*What is asked*. Transcribe all of the material exactly. Any picture in it should be left out.

BEGIN Task data

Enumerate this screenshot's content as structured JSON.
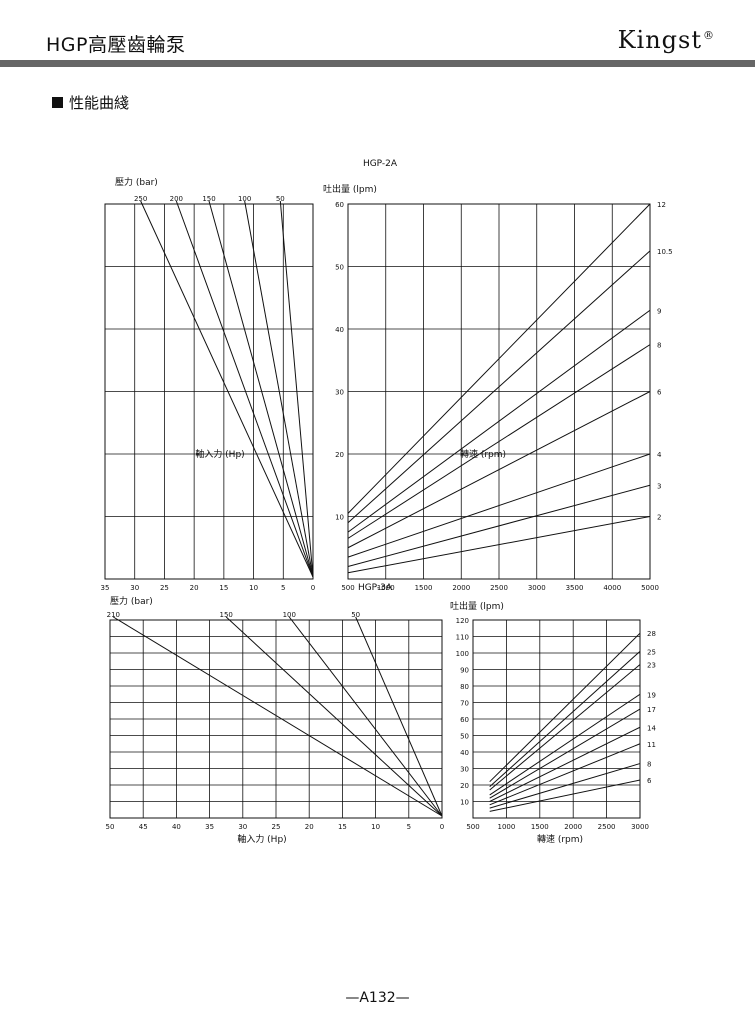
{
  "header": {
    "product_title": "HGP高壓齒輪泵",
    "brand": "Kingst",
    "brand_mark": "®"
  },
  "section": {
    "title": "性能曲綫"
  },
  "footer": {
    "page_number": "—A132—"
  },
  "chart_data": [
    {
      "type": "line",
      "title": "HGP-2A",
      "left_panel": {
        "top_label": "壓力 (bar)",
        "xlabel": "軸入力 (Hp)",
        "x_ticks": [
          "35",
          "30",
          "25",
          "20",
          "15",
          "10",
          "5",
          "0"
        ],
        "xlim": [
          35,
          0
        ],
        "pressure_ticks": [
          "250",
          "200",
          "150",
          "100",
          "50"
        ],
        "series": [
          {
            "name": "250",
            "from_hp": 29,
            "to_hp": 0
          },
          {
            "name": "200",
            "from_hp": 23,
            "to_hp": 0
          },
          {
            "name": "150",
            "from_hp": 17.5,
            "to_hp": 0
          },
          {
            "name": "100",
            "from_hp": 11.5,
            "to_hp": 0
          },
          {
            "name": "50",
            "from_hp": 5.5,
            "to_hp": 0
          }
        ]
      },
      "right_panel": {
        "ylabel": "吐出量 (lpm)",
        "xlabel": "轉速 (rpm)",
        "x_ticks": [
          "500",
          "1000",
          "1500",
          "2000",
          "2500",
          "3000",
          "3500",
          "4000",
          "5000"
        ],
        "y_ticks": [
          "60",
          "50",
          "40",
          "30",
          "20",
          "10"
        ],
        "ylim": [
          0,
          60
        ],
        "series": [
          {
            "name": "12",
            "x": [
              500,
              5000
            ],
            "y": [
              10.5,
              60
            ]
          },
          {
            "name": "10.5",
            "x": [
              500,
              5000
            ],
            "y": [
              9,
              52.5
            ]
          },
          {
            "name": "9",
            "x": [
              500,
              5000
            ],
            "y": [
              7.5,
              43
            ]
          },
          {
            "name": "8",
            "x": [
              500,
              5000
            ],
            "y": [
              6.5,
              37.5
            ]
          },
          {
            "name": "6",
            "x": [
              500,
              5000
            ],
            "y": [
              5,
              30
            ]
          },
          {
            "name": "4",
            "x": [
              500,
              5000
            ],
            "y": [
              3.5,
              20
            ]
          },
          {
            "name": "3",
            "x": [
              500,
              5000
            ],
            "y": [
              2,
              15
            ]
          },
          {
            "name": "2",
            "x": [
              500,
              5000
            ],
            "y": [
              1,
              10
            ]
          }
        ]
      }
    },
    {
      "type": "line",
      "title": "HGP-3A",
      "left_panel": {
        "top_label": "壓力 (bar)",
        "xlabel": "軸入力 (Hp)",
        "x_ticks": [
          "50",
          "45",
          "40",
          "35",
          "30",
          "25",
          "20",
          "15",
          "10",
          "5",
          "0"
        ],
        "xlim": [
          50,
          0
        ],
        "pressure_ticks": [
          "210",
          "150",
          "100",
          "50"
        ],
        "series": [
          {
            "name": "210",
            "from_hp": 49.5,
            "to_hp": 0
          },
          {
            "name": "150",
            "from_hp": 32.5,
            "to_hp": 0
          },
          {
            "name": "100",
            "from_hp": 23,
            "to_hp": 0
          },
          {
            "name": "50",
            "from_hp": 13,
            "to_hp": 0
          }
        ]
      },
      "right_panel": {
        "ylabel": "吐出量 (lpm)",
        "xlabel": "轉速 (rpm)",
        "x_ticks": [
          "500",
          "1000",
          "1500",
          "2000",
          "2500",
          "3000"
        ],
        "y_ticks": [
          "120",
          "110",
          "100",
          "90",
          "80",
          "70",
          "60",
          "50",
          "40",
          "30",
          "20",
          "10"
        ],
        "ylim": [
          0,
          120
        ],
        "series": [
          {
            "name": "28",
            "x": [
              750,
              3000
            ],
            "y": [
              22,
              112
            ]
          },
          {
            "name": "25",
            "x": [
              750,
              3000
            ],
            "y": [
              19,
              101
            ]
          },
          {
            "name": "23",
            "x": [
              750,
              3000
            ],
            "y": [
              17,
              93
            ]
          },
          {
            "name": "19",
            "x": [
              750,
              3000
            ],
            "y": [
              14,
              75
            ]
          },
          {
            "name": "17",
            "x": [
              750,
              3000
            ],
            "y": [
              12,
              66
            ]
          },
          {
            "name": "14",
            "x": [
              750,
              3000
            ],
            "y": [
              10,
              55
            ]
          },
          {
            "name": "11",
            "x": [
              750,
              3000
            ],
            "y": [
              8,
              45
            ]
          },
          {
            "name": "8",
            "x": [
              750,
              3000
            ],
            "y": [
              6,
              33
            ]
          },
          {
            "name": "6",
            "x": [
              750,
              3000
            ],
            "y": [
              4,
              23
            ]
          }
        ]
      }
    }
  ]
}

END Task data

*Exercise answer*.
Enumerate this screenshot's content as structured JSON.
{
  "header": {
    "product_title": "HGP高壓齒輪泵",
    "brand": "Kingst",
    "brand_mark": "®"
  },
  "section": {
    "title": "性能曲綫"
  },
  "footer": {
    "page_number": "—A132—"
  },
  "chart_data": [
    {
      "type": "line",
      "title": "HGP-2A",
      "left_panel": {
        "top_label": "壓力 (bar)",
        "xlabel": "軸入力 (Hp)",
        "x_ticks": [
          "35",
          "30",
          "25",
          "20",
          "15",
          "10",
          "5",
          "0"
        ],
        "xlim": [
          35,
          0
        ],
        "pressure_ticks": [
          "250",
          "200",
          "150",
          "100",
          "50"
        ],
        "series": [
          {
            "name": "250",
            "from_hp": 29,
            "to_hp": 0
          },
          {
            "name": "200",
            "from_hp": 23,
            "to_hp": 0
          },
          {
            "name": "150",
            "from_hp": 17.5,
            "to_hp": 0
          },
          {
            "name": "100",
            "from_hp": 11.5,
            "to_hp": 0
          },
          {
            "name": "50",
            "from_hp": 5.5,
            "to_hp": 0
          }
        ]
      },
      "right_panel": {
        "ylabel": "吐出量 (lpm)",
        "xlabel": "轉速 (rpm)",
        "x_ticks": [
          "500",
          "1000",
          "1500",
          "2000",
          "2500",
          "3000",
          "3500",
          "4000",
          "5000"
        ],
        "y_ticks": [
          "60",
          "50",
          "40",
          "30",
          "20",
          "10"
        ],
        "ylim": [
          0,
          60
        ],
        "series": [
          {
            "name": "12",
            "x": [
              500,
              5000
            ],
            "y": [
              10.5,
              60
            ]
          },
          {
            "name": "10.5",
            "x": [
              500,
              5000
            ],
            "y": [
              9,
              52.5
            ]
          },
          {
            "name": "9",
            "x": [
              500,
              5000
            ],
            "y": [
              7.5,
              43
            ]
          },
          {
            "name": "8",
            "x": [
              500,
              5000
            ],
            "y": [
              6.5,
              37.5
            ]
          },
          {
            "name": "6",
            "x": [
              500,
              5000
            ],
            "y": [
              5,
              30
            ]
          },
          {
            "name": "4",
            "x": [
              500,
              5000
            ],
            "y": [
              3.5,
              20
            ]
          },
          {
            "name": "3",
            "x": [
              500,
              5000
            ],
            "y": [
              2,
              15
            ]
          },
          {
            "name": "2",
            "x": [
              500,
              5000
            ],
            "y": [
              1,
              10
            ]
          }
        ]
      }
    },
    {
      "type": "line",
      "title": "HGP-3A",
      "left_panel": {
        "top_label": "壓力 (bar)",
        "xlabel": "軸入力 (Hp)",
        "x_ticks": [
          "50",
          "45",
          "40",
          "35",
          "30",
          "25",
          "20",
          "15",
          "10",
          "5",
          "0"
        ],
        "xlim": [
          50,
          0
        ],
        "pressure_ticks": [
          "210",
          "150",
          "100",
          "50"
        ],
        "series": [
          {
            "name": "210",
            "from_hp": 49.5,
            "to_hp": 0
          },
          {
            "name": "150",
            "from_hp": 32.5,
            "to_hp": 0
          },
          {
            "name": "100",
            "from_hp": 23,
            "to_hp": 0
          },
          {
            "name": "50",
            "from_hp": 13,
            "to_hp": 0
          }
        ]
      },
      "right_panel": {
        "ylabel": "吐出量 (lpm)",
        "xlabel": "轉速 (rpm)",
        "x_ticks": [
          "500",
          "1000",
          "1500",
          "2000",
          "2500",
          "3000"
        ],
        "y_ticks": [
          "120",
          "110",
          "100",
          "90",
          "80",
          "70",
          "60",
          "50",
          "40",
          "30",
          "20",
          "10"
        ],
        "ylim": [
          0,
          120
        ],
        "series": [
          {
            "name": "28",
            "x": [
              750,
              3000
            ],
            "y": [
              22,
              112
            ]
          },
          {
            "name": "25",
            "x": [
              750,
              3000
            ],
            "y": [
              19,
              101
            ]
          },
          {
            "name": "23",
            "x": [
              750,
              3000
            ],
            "y": [
              17,
              93
            ]
          },
          {
            "name": "19",
            "x": [
              750,
              3000
            ],
            "y": [
              14,
              75
            ]
          },
          {
            "name": "17",
            "x": [
              750,
              3000
            ],
            "y": [
              12,
              66
            ]
          },
          {
            "name": "14",
            "x": [
              750,
              3000
            ],
            "y": [
              10,
              55
            ]
          },
          {
            "name": "11",
            "x": [
              750,
              3000
            ],
            "y": [
              8,
              45
            ]
          },
          {
            "name": "8",
            "x": [
              750,
              3000
            ],
            "y": [
              6,
              33
            ]
          },
          {
            "name": "6",
            "x": [
              750,
              3000
            ],
            "y": [
              4,
              23
            ]
          }
        ]
      }
    }
  ]
}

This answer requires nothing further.